▶ _REQUIRED ACTIONS_:
1. In the biographical passage on Eliza C. Dunson, on what day and in what year was she born?
2. List every person with the surname Dunson who is named in the biographical passage on Eliza C. Dunson.
3. Write the next part of the biographical passage on Eliza C. Dunson, beginning after its final sentence.

Ms. Eliza C. Dunson was born on Christmas Day in 1844. She may have been enslaved, near New Windsor in Carroll County, Maryland. Her parents, and therefore her original/maiden name, are not yet known.
 
Mrs. Dunson married Mr. William H. Dunson sometime before 1860, and they were both free by the 1860 Census. They lived in the small farming community of New Windsor. Next door lived William’s parents, Mr. Thomas and Mrs. Delia Dunson, and five of William’s brothers and sisters. The couple was still living in New Windsor in 1863, when Mr. Dunson registered for the draft. He appears to not have served, although his brother, Benjamin Dunson did enlist in the USCT.
 
By 1870, the couple had moved to Westminster, where Mrs. Dunson kept house while Mr. Dunson worked as a farm laborer. Their daughter, Anna, worked and lived with the Vice Principal of the Western Maryland College (now McDaniel College). Although she was only nine years old, she was listed as being a “nurse.” Miss Anna Dunson was most likely acting as a nanny or babysitter to Mr. Zimmerman’s two children, who were not much younger than she was.
 
During the next decade, Mr. Dunson became a minister. His vocation took the small family to Virginia. In the town of Bridgewater in the Shenandoah Valley, they lived next to the Bundy family. Miss Anna Dunson married the boy next door, Mr. John Algernon Bundy in November of 1881. They all returned to Westminster, including Mr. Bundy, sometime before 1891.

▶ _EXTRACTED MATERIAL_:
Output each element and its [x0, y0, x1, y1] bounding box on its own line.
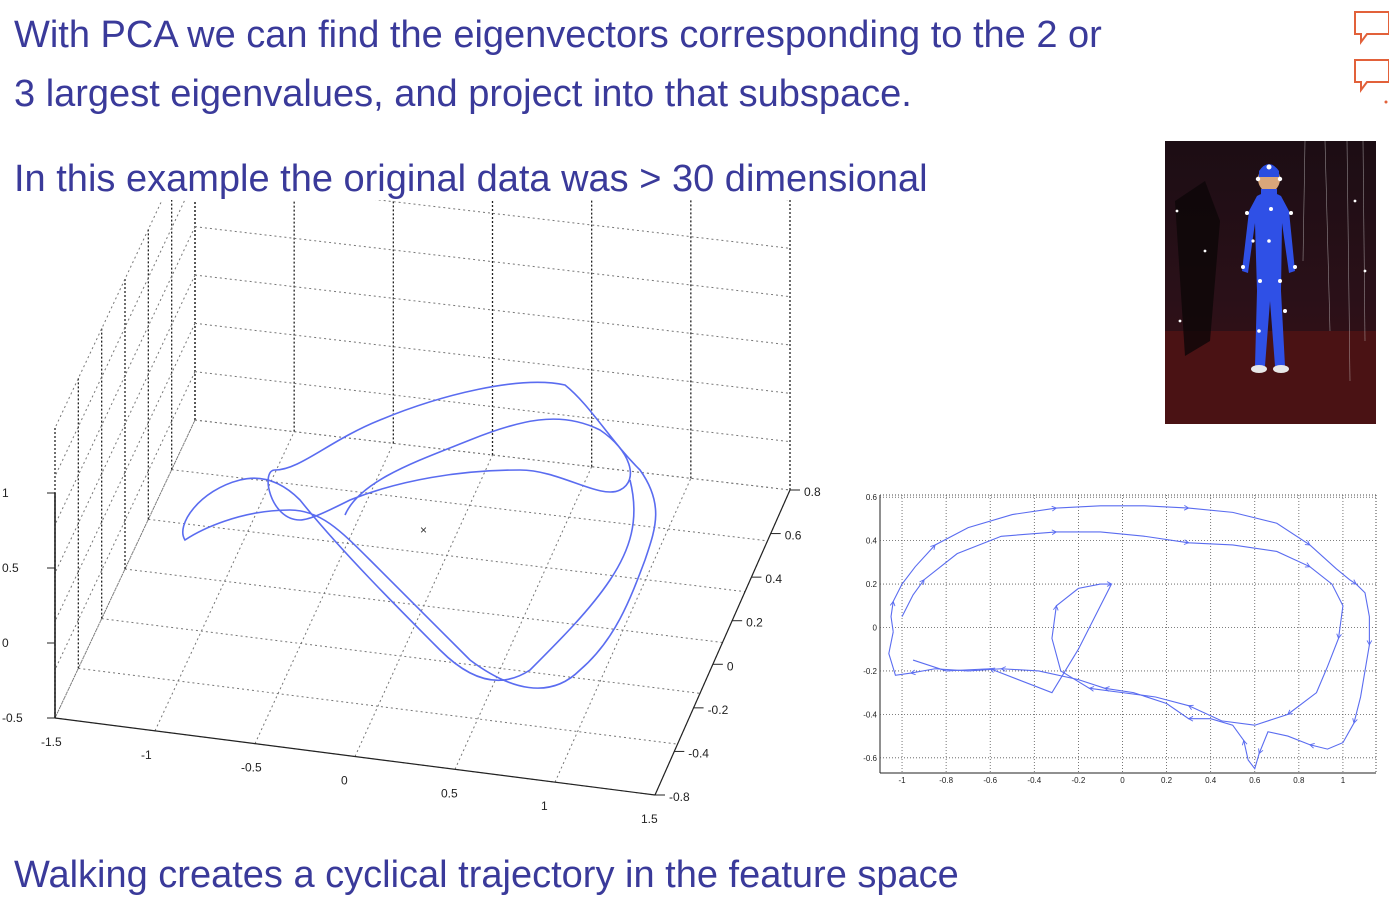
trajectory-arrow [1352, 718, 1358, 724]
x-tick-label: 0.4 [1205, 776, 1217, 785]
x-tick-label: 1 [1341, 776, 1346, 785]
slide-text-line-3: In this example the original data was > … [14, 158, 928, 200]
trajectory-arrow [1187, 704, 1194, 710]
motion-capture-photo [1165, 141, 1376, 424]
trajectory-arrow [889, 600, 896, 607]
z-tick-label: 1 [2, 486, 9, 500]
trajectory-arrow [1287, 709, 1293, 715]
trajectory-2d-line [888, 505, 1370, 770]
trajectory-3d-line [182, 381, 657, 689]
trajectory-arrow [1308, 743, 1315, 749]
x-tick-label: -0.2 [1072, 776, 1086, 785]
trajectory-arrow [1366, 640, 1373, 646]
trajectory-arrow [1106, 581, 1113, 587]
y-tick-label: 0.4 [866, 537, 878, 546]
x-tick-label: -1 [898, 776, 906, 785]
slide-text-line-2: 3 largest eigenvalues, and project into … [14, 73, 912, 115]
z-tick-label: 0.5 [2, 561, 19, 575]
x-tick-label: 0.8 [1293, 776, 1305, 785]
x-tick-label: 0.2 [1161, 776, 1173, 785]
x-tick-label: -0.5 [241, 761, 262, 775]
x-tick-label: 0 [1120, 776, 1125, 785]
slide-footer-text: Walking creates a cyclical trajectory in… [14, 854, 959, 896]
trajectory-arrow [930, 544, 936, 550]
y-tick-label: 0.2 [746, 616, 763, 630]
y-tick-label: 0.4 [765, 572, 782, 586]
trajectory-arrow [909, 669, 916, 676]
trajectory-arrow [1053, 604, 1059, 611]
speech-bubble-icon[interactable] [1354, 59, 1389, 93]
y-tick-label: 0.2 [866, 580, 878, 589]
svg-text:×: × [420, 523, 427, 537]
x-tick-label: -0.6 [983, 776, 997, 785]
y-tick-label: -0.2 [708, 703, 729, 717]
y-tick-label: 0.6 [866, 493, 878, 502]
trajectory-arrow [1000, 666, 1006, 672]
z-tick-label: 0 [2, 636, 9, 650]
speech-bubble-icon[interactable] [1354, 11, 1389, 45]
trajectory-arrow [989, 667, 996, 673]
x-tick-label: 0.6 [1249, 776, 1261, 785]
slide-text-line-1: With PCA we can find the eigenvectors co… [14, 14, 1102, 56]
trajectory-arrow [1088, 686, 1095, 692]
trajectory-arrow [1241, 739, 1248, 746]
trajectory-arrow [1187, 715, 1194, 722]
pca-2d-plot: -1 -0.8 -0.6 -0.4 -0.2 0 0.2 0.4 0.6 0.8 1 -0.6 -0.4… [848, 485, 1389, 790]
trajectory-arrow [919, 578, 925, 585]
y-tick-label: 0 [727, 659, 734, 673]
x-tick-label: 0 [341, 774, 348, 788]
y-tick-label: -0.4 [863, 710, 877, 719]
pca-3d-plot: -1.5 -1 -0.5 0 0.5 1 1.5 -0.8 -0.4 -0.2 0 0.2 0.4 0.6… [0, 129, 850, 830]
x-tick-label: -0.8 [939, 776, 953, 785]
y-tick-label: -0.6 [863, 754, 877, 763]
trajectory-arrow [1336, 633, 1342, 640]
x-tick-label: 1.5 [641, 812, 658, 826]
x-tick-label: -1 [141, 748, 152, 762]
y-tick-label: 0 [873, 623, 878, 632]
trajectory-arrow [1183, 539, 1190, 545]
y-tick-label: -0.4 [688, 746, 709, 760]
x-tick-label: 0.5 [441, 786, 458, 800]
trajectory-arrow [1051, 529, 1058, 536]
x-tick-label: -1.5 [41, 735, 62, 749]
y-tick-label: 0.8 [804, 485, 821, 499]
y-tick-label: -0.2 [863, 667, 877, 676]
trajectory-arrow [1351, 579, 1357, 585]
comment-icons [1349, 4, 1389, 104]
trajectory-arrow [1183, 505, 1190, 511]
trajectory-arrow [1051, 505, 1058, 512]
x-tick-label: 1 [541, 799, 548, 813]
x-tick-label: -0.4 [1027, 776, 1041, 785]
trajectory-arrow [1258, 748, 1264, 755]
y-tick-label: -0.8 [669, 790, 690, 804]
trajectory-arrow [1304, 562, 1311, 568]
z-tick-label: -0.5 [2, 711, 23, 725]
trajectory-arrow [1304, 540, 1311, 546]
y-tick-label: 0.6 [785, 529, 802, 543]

▶ _ANSWERS TO THE TASKS_:
1. Christmas Day in 1844.

2. Eliza C. Dunson, William H. Dunson, Thomas Dunson, Delia Dunson, Benjamin Dunson, and Anna Dunson.

3.
 
The Reverend William H. Dunson died in late 1897, leaving his wife their home at 29 Union Street. She lived another 10 years, bequeathing that same home to her daughter, Mrs. Anna Bundy. In Mrs. Dunson’s will, she refers to Mrs. Bundy as “my dearly beloved adopted daughter.”
 
Most oddly, Rev. Dunson’s headstone traveled to Pennsylvania, surfacing 70 years after his death. The stone was left on the steps of Delone Catholic High School in October of 1967. The school is just across the state line in Adams County, Pennsylvania about 20 miles from Westminster. No further traces of his headstone have been reported in the press. Perhaps someone in the McSherrystown Borough Police Department recalls the incident and knows where the stone ended up, now 50 years later.
 
Mrs. Dunson’s headstone is securely at her gravesite, in historic Ellsworth Cemetery, in Westminster, Maryland.